Exercise prompt:
Take from the listing each line that has the string "bydliště".

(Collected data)

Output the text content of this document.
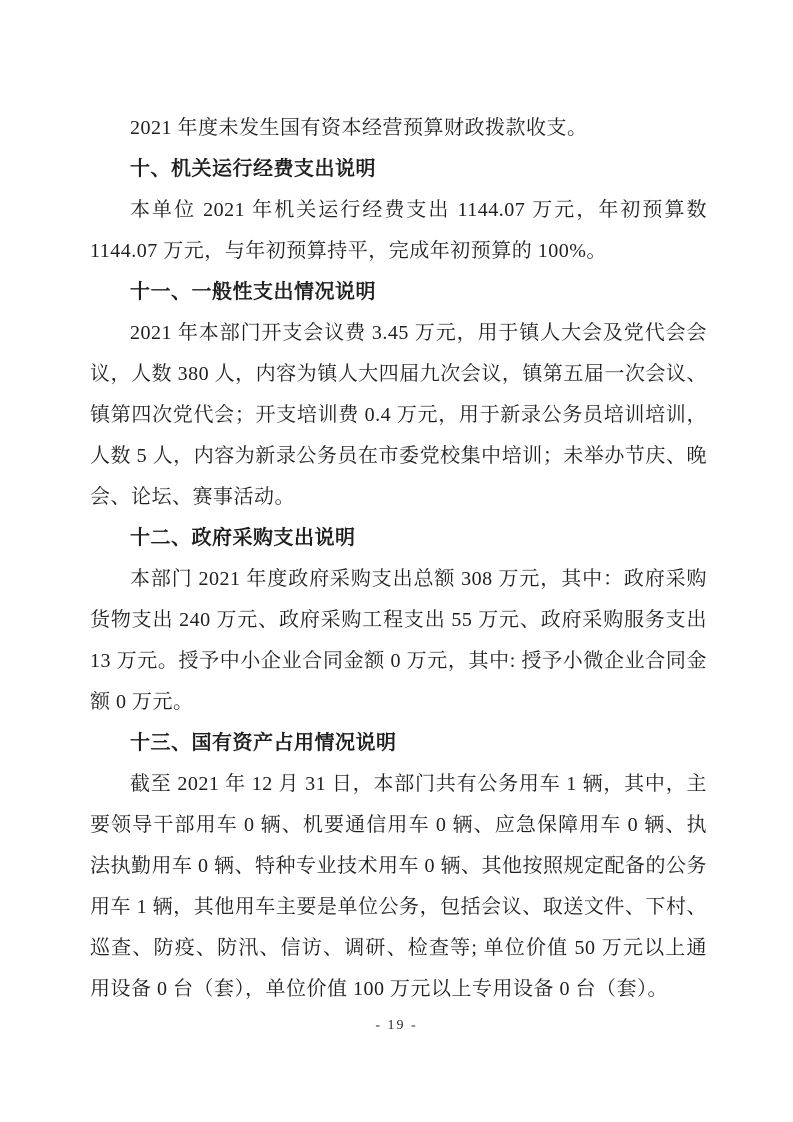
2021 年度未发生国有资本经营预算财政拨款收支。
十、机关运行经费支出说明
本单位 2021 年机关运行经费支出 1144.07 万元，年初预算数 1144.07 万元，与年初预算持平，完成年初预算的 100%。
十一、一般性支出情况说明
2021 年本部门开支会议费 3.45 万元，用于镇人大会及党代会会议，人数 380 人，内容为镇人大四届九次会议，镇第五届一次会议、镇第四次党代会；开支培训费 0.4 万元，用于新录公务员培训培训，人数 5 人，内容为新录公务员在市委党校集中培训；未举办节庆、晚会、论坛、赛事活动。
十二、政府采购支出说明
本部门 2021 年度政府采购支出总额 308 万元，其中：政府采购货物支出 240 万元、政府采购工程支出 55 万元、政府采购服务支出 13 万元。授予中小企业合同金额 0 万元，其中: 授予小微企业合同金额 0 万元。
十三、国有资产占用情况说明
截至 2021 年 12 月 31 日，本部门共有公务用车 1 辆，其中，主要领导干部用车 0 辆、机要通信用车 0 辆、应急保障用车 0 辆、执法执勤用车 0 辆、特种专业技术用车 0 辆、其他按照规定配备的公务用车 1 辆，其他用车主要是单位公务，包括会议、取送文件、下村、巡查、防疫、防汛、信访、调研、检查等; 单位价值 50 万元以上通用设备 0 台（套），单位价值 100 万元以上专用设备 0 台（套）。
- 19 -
--
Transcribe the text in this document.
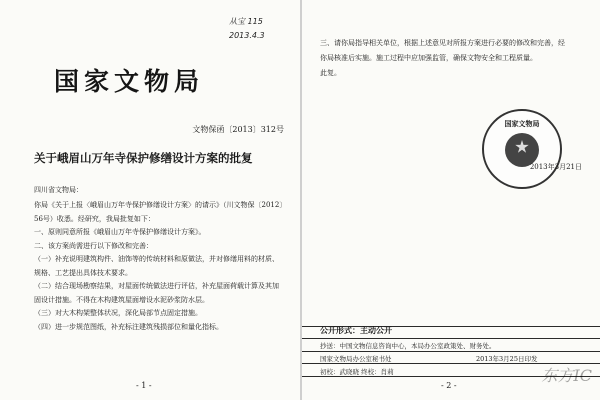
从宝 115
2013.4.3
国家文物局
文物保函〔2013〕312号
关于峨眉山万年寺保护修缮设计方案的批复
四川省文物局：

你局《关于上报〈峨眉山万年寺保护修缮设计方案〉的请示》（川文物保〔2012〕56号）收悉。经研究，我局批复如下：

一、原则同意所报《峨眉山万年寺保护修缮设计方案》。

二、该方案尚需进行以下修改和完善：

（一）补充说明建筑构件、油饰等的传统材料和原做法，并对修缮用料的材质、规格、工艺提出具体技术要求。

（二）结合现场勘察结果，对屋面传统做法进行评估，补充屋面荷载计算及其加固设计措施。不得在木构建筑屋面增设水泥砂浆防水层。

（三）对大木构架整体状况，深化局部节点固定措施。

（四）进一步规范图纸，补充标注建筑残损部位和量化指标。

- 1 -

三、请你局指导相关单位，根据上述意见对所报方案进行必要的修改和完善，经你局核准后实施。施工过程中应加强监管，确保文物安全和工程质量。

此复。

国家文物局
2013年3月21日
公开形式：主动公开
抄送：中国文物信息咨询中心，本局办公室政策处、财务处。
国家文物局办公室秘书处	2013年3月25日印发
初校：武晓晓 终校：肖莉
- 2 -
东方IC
--
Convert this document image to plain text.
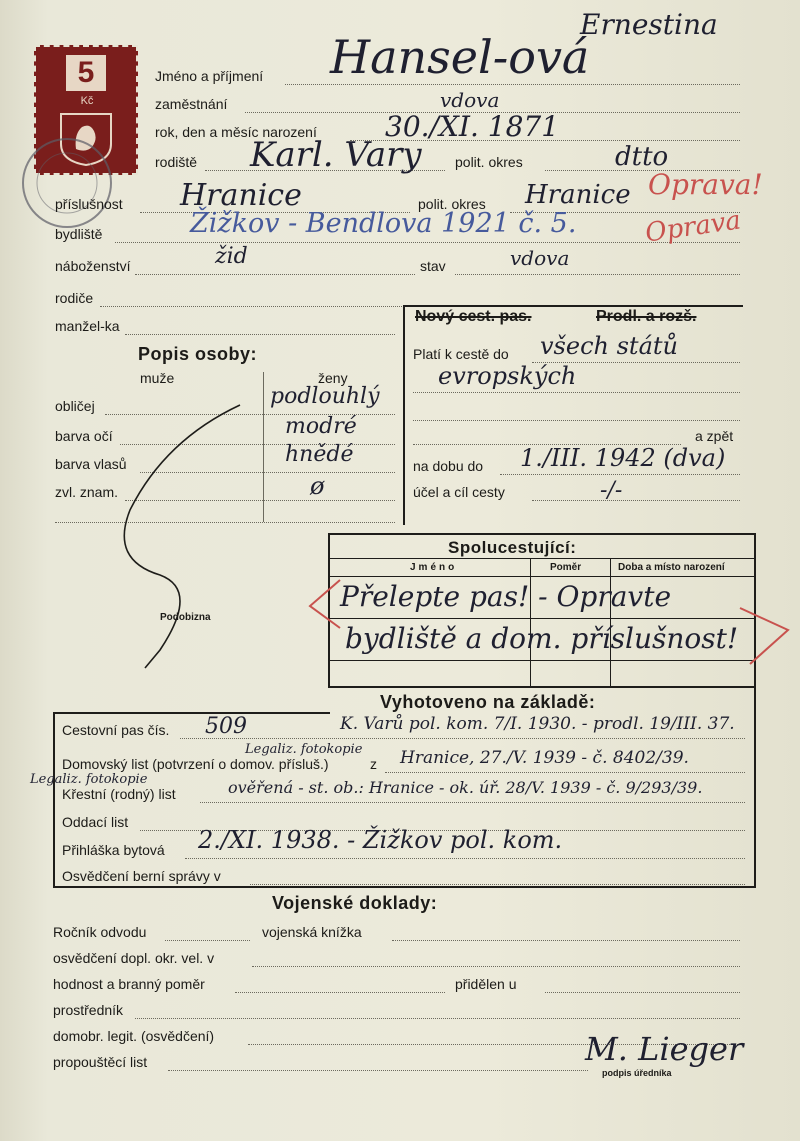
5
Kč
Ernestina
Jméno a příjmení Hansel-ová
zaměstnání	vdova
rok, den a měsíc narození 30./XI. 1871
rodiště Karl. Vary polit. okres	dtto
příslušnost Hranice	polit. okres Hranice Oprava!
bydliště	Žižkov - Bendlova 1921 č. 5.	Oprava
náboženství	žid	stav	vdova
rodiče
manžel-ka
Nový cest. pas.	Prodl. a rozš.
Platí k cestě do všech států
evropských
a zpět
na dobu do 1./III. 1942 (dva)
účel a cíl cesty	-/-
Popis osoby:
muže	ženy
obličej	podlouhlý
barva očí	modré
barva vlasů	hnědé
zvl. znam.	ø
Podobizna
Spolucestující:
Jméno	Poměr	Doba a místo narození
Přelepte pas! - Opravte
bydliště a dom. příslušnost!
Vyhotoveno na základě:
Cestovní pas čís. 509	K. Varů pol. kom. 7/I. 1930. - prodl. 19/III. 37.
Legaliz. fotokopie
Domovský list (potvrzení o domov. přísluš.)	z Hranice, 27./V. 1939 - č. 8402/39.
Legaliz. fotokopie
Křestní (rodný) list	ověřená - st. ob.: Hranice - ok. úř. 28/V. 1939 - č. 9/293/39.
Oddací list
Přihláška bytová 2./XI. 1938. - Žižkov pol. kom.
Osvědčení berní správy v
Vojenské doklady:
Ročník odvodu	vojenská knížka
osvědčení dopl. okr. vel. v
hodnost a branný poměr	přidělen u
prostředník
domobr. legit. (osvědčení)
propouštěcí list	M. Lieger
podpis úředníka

Task answer:
bydliště	Žižkov - Bendlova 1921 č. 5.	Oprava
bydliště a dom. příslušnost!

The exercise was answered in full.